# EXERCISE
Print the records below word for word, but leave out the pictures.

# PROVIDED ENTRIES
[start]
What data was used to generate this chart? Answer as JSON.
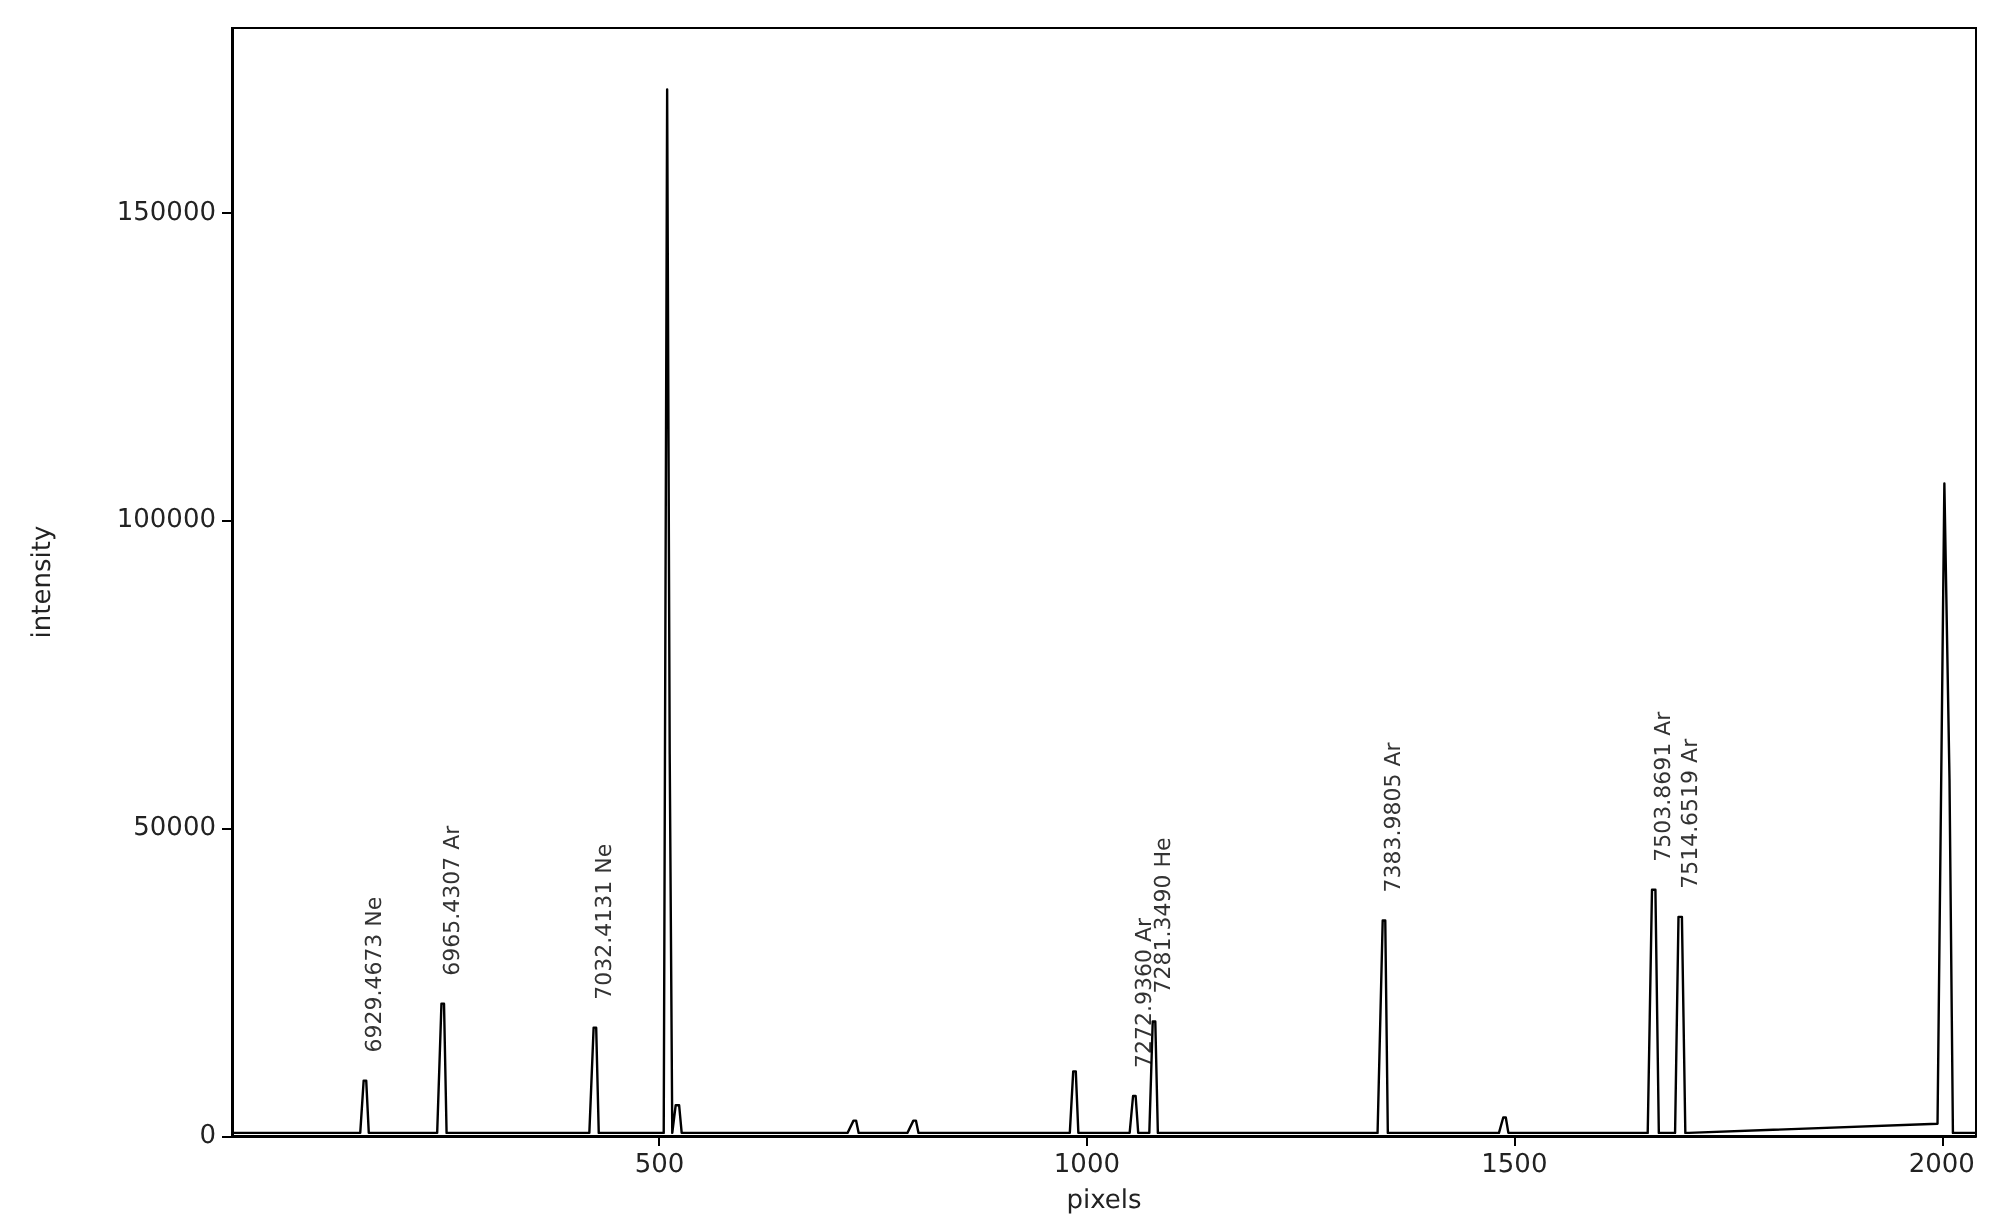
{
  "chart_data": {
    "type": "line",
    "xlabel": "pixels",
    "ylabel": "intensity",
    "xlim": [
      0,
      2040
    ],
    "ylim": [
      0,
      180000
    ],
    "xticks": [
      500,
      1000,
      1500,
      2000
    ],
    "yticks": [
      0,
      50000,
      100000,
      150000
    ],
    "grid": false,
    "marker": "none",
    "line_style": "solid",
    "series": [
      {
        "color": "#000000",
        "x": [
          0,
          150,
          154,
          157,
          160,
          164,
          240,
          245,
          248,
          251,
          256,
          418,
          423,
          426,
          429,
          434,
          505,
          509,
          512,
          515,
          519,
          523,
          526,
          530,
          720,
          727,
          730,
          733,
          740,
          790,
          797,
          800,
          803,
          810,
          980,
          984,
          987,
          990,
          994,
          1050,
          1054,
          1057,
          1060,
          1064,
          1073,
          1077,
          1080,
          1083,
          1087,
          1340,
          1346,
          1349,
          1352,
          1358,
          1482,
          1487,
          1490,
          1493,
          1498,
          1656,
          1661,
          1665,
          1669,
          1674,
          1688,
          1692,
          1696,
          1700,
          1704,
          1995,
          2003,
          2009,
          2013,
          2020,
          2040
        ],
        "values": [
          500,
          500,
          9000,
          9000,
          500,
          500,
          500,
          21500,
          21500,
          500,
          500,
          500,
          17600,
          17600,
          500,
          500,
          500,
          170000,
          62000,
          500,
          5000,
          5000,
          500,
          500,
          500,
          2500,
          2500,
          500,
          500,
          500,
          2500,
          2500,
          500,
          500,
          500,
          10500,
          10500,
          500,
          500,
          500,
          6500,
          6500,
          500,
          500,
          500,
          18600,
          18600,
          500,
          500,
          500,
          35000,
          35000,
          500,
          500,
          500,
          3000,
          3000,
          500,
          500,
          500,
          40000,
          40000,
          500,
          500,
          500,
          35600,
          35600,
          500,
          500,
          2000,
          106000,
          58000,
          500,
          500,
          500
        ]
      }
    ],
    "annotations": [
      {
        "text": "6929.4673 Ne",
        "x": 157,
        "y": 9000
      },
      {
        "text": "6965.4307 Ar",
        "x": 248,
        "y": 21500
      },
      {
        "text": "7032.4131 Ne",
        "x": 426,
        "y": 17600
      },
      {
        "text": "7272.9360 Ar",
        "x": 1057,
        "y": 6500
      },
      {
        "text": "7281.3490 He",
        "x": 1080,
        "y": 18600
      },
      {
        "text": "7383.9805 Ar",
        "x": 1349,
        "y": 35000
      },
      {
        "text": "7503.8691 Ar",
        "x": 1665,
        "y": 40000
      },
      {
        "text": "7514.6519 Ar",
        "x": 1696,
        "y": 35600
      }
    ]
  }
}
[end]
# FULL SOLUTION
What data was used to generate this chart? Answer as JSON.
{
  "chart_data": {
    "type": "line",
    "xlabel": "pixels",
    "ylabel": "intensity",
    "xlim": [
      0,
      2040
    ],
    "ylim": [
      0,
      180000
    ],
    "xticks": [
      500,
      1000,
      1500,
      2000
    ],
    "yticks": [
      0,
      50000,
      100000,
      150000
    ],
    "grid": false,
    "marker": "none",
    "line_style": "solid",
    "series": [
      {
        "color": "#000000",
        "x": [
          0,
          150,
          154,
          157,
          160,
          164,
          240,
          245,
          248,
          251,
          256,
          418,
          423,
          426,
          429,
          434,
          505,
          509,
          512,
          515,
          519,
          523,
          526,
          530,
          720,
          727,
          730,
          733,
          740,
          790,
          797,
          800,
          803,
          810,
          980,
          984,
          987,
          990,
          994,
          1050,
          1054,
          1057,
          1060,
          1064,
          1073,
          1077,
          1080,
          1083,
          1087,
          1340,
          1346,
          1349,
          1352,
          1358,
          1482,
          1487,
          1490,
          1493,
          1498,
          1656,
          1661,
          1665,
          1669,
          1674,
          1688,
          1692,
          1696,
          1700,
          1704,
          1995,
          2003,
          2009,
          2013,
          2020,
          2040
        ],
        "values": [
          500,
          500,
          9000,
          9000,
          500,
          500,
          500,
          21500,
          21500,
          500,
          500,
          500,
          17600,
          17600,
          500,
          500,
          500,
          170000,
          62000,
          500,
          5000,
          5000,
          500,
          500,
          500,
          2500,
          2500,
          500,
          500,
          500,
          2500,
          2500,
          500,
          500,
          500,
          10500,
          10500,
          500,
          500,
          500,
          6500,
          6500,
          500,
          500,
          500,
          18600,
          18600,
          500,
          500,
          500,
          35000,
          35000,
          500,
          500,
          500,
          3000,
          3000,
          500,
          500,
          500,
          40000,
          40000,
          500,
          500,
          500,
          35600,
          35600,
          500,
          500,
          2000,
          106000,
          58000,
          500,
          500,
          500
        ]
      }
    ],
    "annotations": [
      {
        "text": "6929.4673 Ne",
        "x": 157,
        "y": 9000
      },
      {
        "text": "6965.4307 Ar",
        "x": 248,
        "y": 21500
      },
      {
        "text": "7032.4131 Ne",
        "x": 426,
        "y": 17600
      },
      {
        "text": "7272.9360 Ar",
        "x": 1057,
        "y": 6500
      },
      {
        "text": "7281.3490 He",
        "x": 1080,
        "y": 18600
      },
      {
        "text": "7383.9805 Ar",
        "x": 1349,
        "y": 35000
      },
      {
        "text": "7503.8691 Ar",
        "x": 1665,
        "y": 40000
      },
      {
        "text": "7514.6519 Ar",
        "x": 1696,
        "y": 35600
      }
    ]
  }
}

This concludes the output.